=== Excerpted passage ===
Singapore, 15 February 2024 – With the Singapore Budget 2024 due to be announced by Minister for Finance Lawrence Wong on 16 February 2024, Grant Thornton sets out some thoughts aimed at fortifying Singapore's economic resilience and fostering sustainable growth.
David Sandison, Singapore Practice Leader & Head of Tax at Grant Thornton, says "This Budget must navigate through a complex backdrop of a largely unwanted global minimum corporate tax regime rising inflation and extreme geopolitical uncertainty. It must ensure stability for now, while also fostering long-term growth in Singapore's economy and ensuring the wellbeing and security of its population."
Grant Thornton's proposals for Singapore Budget 2024 revolve around three themes, staying competitive despite a global minimum corporate tax, bolstering support in Environmental, Social, and Governance (ESG), and simplifying the Tax Regime.
We highlight some key areas from Grant Thornton’s recommendations below.
Supporting mental health
Based on the statistics released by the National Population Health Survey in October 2023 of about 17,000 adults, the prevalence of poor mental health in Singapore has risen from 13.4% (2020) to 17% (2022). DPM Lawrence Wong has also recently announced in Parliament that Government is making plans to make mental health and well-being a key national priority.
To encourage employers to better provide for their employees’ mental wellbeing, a further deduction on mental (and physical health) expenses incurred for welfare of staff should be considered.
David Sandison, Singapore Practice Leader & Head of Tax at Grant Thornton, says "There are many areas that play a part in helping to encourage mental wellbeing. By helping employers address mental wellness needs, we not only enhance employee productivity but also contribute to a more resilient and thriving workforce.”
Staying competitive despite a global minimum corporate tax
To help Singapore maintain its competitiveness globally, the government should focus on attracting decision-makers to Singapore, rather than necessarily the businesses themselves. Human nature being what it is, making Singapore an attractive place for decision makers personally, will encourage them to "reverse engineer" a case for the business being brought into and maintained in Singapore.
Such measures could include the exemption of, or reduction of tax on, certain benefits-in-kind, enhancing employee share schemes, and introducing schemes to bring regional roles to Singapore. While these measures will benefit these decision-makers, they must also be implemented with proper evaluation of the benefits that Singaporeans will obtain in return.
===
Short exercise 1
Can you reproduce the lines of the listing, starting at the line that has "192, 884, 204]" and ending after the line that has "143, 384, 182]", with both of those lines included?
The Budget 2024 release and the listing are two separate pieces of material.
=== Supplied records ===
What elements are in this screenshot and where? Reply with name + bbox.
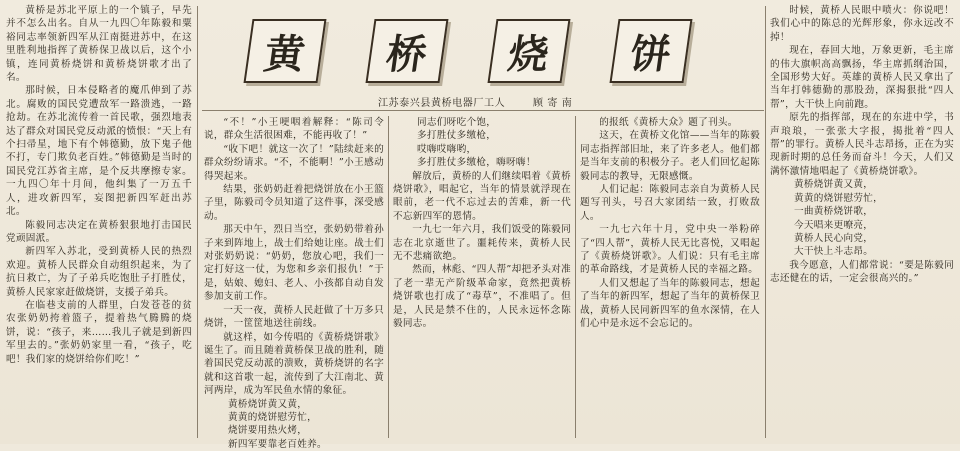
lyric-line: 黄黄的烧饼慰劳忙，	[794, 192, 884, 204]
lyric-line: 同志们呀吃个饱，	[417, 117, 497, 128]
article-column-3	[393, 116, 571, 440]
lyric-line: 大干快上斗志昂。	[794, 246, 874, 258]
lyric-line: 黄桥烧饼黄又黄，	[228, 398, 308, 410]
paragraph: 人们又想起了当年的陈毅同志，想起了当年的新四军，想起了当年的黄桥保卫战，黄桥人民同新四军的鱼水深情，在人们心中是永远不会忘记的。	[580, 277, 760, 330]
headline-char: 桥	[366, 19, 449, 83]
column-divider	[575, 116, 576, 438]
article-column-2	[204, 116, 384, 450]
paragraph: 在临巷支前的人群里，白发苍苍的贫农张奶奶挎着篮子，提着热气腾腾的烧饼，说：“孩子，来……我儿子就是到新四军里去的。”张奶奶家里一看，“孩子，吃吧！我们家的烧饼给你们吃！”	[6, 299, 192, 365]
article-column-5	[770, 4, 954, 440]
paragraph: 的报纸《黄桥大众》题了刊头。	[599, 117, 738, 128]
paragraph: 然而，林彪、“四人帮”却把矛头对准了老一辈无产阶级革命家，竟然把黄桥烧饼歌也打成了“毒草”，不准唱了。但是，人民是禁不住的，人民永远怀念陈毅同志。	[393, 264, 572, 330]
column-divider	[388, 116, 389, 438]
lyric-line: 多打胜仗多缴枪，嗨呀嗨！	[417, 157, 536, 169]
paragraph: 新四军入苏北，受到黄桥人民的热烈欢迎。黄桥人民群众自动组织起来，为了抗日救亡，为了子弟兵吃饱肚子打胜仗，黄桥人民家家赶做烧饼，支援子弟兵。	[6, 246, 192, 298]
paragraph: 黄桥是苏北平原上的一个镇子，早先并不怎么出名。自从一九四〇年陈毅和粟裕同志率领新四军从江南挺进苏中，在这里胜利地指挥了黄桥保卫战以后，这个小镇，连同黄桥烧饼和黄桥烧饼歌才出了名。	[6, 5, 192, 84]
lyric-line: 黄桥人民心向党，	[794, 232, 874, 244]
paragraph: 结果，张奶奶赶着把烧饼放在小王篮子里，陈毅司令员知道了这件事，深受感动。	[204, 184, 384, 222]
paragraph: “收下吧！就这一次了！”陆续赶来的群众纷纷请求。“不，不能啊！”小王感动得哭起来。	[204, 143, 384, 182]
lyric-line: 今天唱来更嘹亮，	[794, 219, 874, 231]
headline-char: 黄	[244, 19, 327, 83]
paragraph: 这天，在黄桥文化馆——当年的陈毅同志指挥部旧址，来了许多老人。他们都是当年支前的积极分子。老人们回忆起陈毅同志的教导，无限感慨。	[580, 130, 760, 182]
lyric-line: 黄黄的烧饼慰劳忙，	[228, 411, 318, 423]
column-divider	[197, 6, 198, 438]
paragraph: 那天中午，烈日当空，张奶奶带着孙子来到阵地上，战士们给她让座。战士们对张奶奶说：“奶奶，您放心吧，我们一定打好这一仗，为您和乡亲们报仇！”于是，姑娘、媳妇、老人、小孩都自动自发参加支前工作。	[204, 224, 384, 303]
closing-paragraph: 我今愿意，人们都常说：“要是陈毅同志还健在的话，一定会很高兴的。”	[770, 259, 954, 285]
paragraph: 那时候，日本侵略者的魔爪伸到了苏北。腐败的国民党遭敌军一路溃逃，一路抢劫。在苏北流传着一首民歌，强烈地表达了群众对国民党反动派的愤恨：“天上有个扫帚星，地下有个韩德勤，放下鬼子他不打，专门欺负老百姓。”韩德勤是当时的国民党江苏省主席，是个反共摩擦专家。一九四〇年十月间，他纠集了一万五千人，进攻新四军，妄图把新四军赶出苏北。	[6, 85, 192, 218]
paragraph: “不！”小王哽咽着解释：“陈司令说，群众生活很困难，不能再收了！”	[204, 117, 384, 142]
headline-rule	[202, 110, 764, 111]
paragraph: 一九七六年十月，党中央一举粉碎了“四人帮”，黄桥人民无比喜悦，又唱起了《黄桥烧饼歌》。人们说：只有毛主席的革命路线，才是黄桥人民的幸福之路。	[580, 224, 760, 276]
article-column-1	[6, 4, 192, 440]
paragraph: 原先的指挥部，现在的东进中学，书声琅琅，一张张大字报，揭批着“四人帮”的罪行。黄桥人民斗志昂扬，正在为实现新时期的总任务而奋斗！今天，人们又满怀激情地唱起了《黄桥烧饼歌》。	[770, 112, 954, 177]
paragraph: 时候，黄桥人民眼中喷火：你说吧！我们心中的陈总的光辉形象，你永远改不掉！	[770, 5, 954, 43]
byline-author: 顾 寄 南	[532, 98, 573, 109]
byline-org: 江苏泰兴县黄桥电器厂工人	[378, 98, 506, 109]
paragraph: 陈毅同志决定在黄桥狠狠地打击国民党顽固派。	[6, 219, 192, 244]
paragraph: 一九七一年六月，我们饭受的陈毅同志在北京逝世了。噩耗传来，黄桥人民无不悲痛欲绝。	[393, 224, 571, 263]
lyric-line: 哎嗨哎嗨哟，	[417, 143, 477, 155]
lyric-line: 新四军要靠老百姓养。	[228, 438, 327, 450]
headline-char: 烧	[488, 19, 571, 83]
paragraph: 人们记起：陈毅同志亲自为黄桥人民题写刊头，号召大家团结一致，打败敌人。	[580, 184, 760, 222]
paragraph: 解放后，黄桥的人们继续唱着《黄桥烧饼歌》，唱起它，当年的情景就浮现在眼前，老一代不忘过去的苦难，新一代不忘新四军的恩情。	[393, 170, 571, 222]
byline	[378, 94, 572, 109]
headline	[248, 12, 688, 90]
column-divider	[765, 6, 766, 438]
article-column-4	[580, 116, 760, 440]
lyric-line: 一曲黄桥烧饼歌，	[794, 206, 874, 218]
lyric-line: 烧饼要用热火烤，	[228, 425, 308, 437]
headline-char: 饼	[610, 19, 693, 83]
paragraph: 就这样，如今传唱的《黄桥烧饼歌》诞生了。而且随着黄桥保卫战的胜利，随着国民党反动派的溃败，黄桥烧饼的名字就和这首歌一起，流传到了大江南北、黄河两岸，成为军民鱼水情的象征。	[204, 331, 384, 397]
lyric-line: 黄桥烧饼黄又黄，	[794, 179, 874, 191]
paragraph: 一天一夜，黄桥人民赶做了十万多只烧饼，一筐筐地送往前线。	[204, 304, 384, 330]
paragraph: 现在，春回大地，万象更新，毛主席的伟大旗帜高高飘扬，华主席抓纲治国，全国形势大好。英雄的黄桥人民又拿出了当年打韩德勤的那股劲，深揭狠批“四人帮”，大干快上向前跑。	[770, 45, 954, 110]
lyric-line: 多打胜仗多缴枪，	[417, 130, 497, 142]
===
Short exercise 2
Would you write out the portion of the Budget 2024 release that begins at the words "Grant Thornton's proposals" and stops after the words "the Tax Regime."?

Full solution 1
lyric-line: 黄黄的烧饼慰劳忙，	[794, 192, 884, 204]
lyric-line: 同志们呀吃个饱，	[417, 117, 497, 128]
article-column-3	[393, 116, 571, 440]
lyric-line: 大干快上斗志昂。	[794, 246, 874, 258]
lyric-line: 黄桥烧饼黄又黄，	[228, 398, 308, 410]
paragraph: 人们又想起了当年的陈毅同志，想起了当年的新四军，想起了当年的黄桥保卫战，黄桥人民同新四军的鱼水深情，在人们心中是永远不会忘记的。	[580, 277, 760, 330]
headline-char: 桥	[366, 19, 449, 83]
column-divider	[575, 116, 576, 438]
article-column-2	[204, 116, 384, 450]
paragraph: 在临巷支前的人群里，白发苍苍的贫农张奶奶挎着篮子，提着热气腾腾的烧饼，说：“孩子，来……我儿子就是到新四军里去的。”张奶奶家里一看，“孩子，吃吧！我们家的烧饼给你们吃！”	[6, 299, 192, 365]
article-column-5	[770, 4, 954, 440]
paragraph: 的报纸《黄桥大众》题了刊头。	[599, 117, 738, 128]
paragraph: 然而，林彪、“四人帮”却把矛头对准了老一辈无产阶级革命家，竟然把黄桥烧饼歌也打成了“毒草”，不准唱了。但是，人民是禁不住的，人民永远怀念陈毅同志。	[393, 264, 572, 330]
column-divider	[388, 116, 389, 438]
lyric-line: 多打胜仗多缴枪，嗨呀嗨！	[417, 157, 536, 169]
paragraph: 新四军入苏北，受到黄桥人民的热烈欢迎。黄桥人民群众自动组织起来，为了抗日救亡，为了子弟兵吃饱肚子打胜仗，黄桥人民家家赶做烧饼，支援子弟兵。	[6, 246, 192, 298]
paragraph: 黄桥是苏北平原上的一个镇子，早先并不怎么出名。自从一九四〇年陈毅和粟裕同志率领新四军从江南挺进苏中，在这里胜利地指挥了黄桥保卫战以后，这个小镇，连同黄桥烧饼和黄桥烧饼歌才出了名。	[6, 5, 192, 84]
lyric-line: 黄桥人民心向党，	[794, 232, 874, 244]
paragraph: 结果，张奶奶赶着把烧饼放在小王篮子里，陈毅司令员知道了这件事，深受感动。	[204, 184, 384, 222]
paragraph: “收下吧！就这一次了！”陆续赶来的群众纷纷请求。“不，不能啊！”小王感动得哭起来。	[204, 143, 384, 182]

Full solution 2
Grant Thornton's proposals for Singapore Budget 2024 revolve around three themes, staying competitive despite a global minimum corporate tax, bolstering support in Environmental, Social, and Governance (ESG), and simplifying the Tax Regime.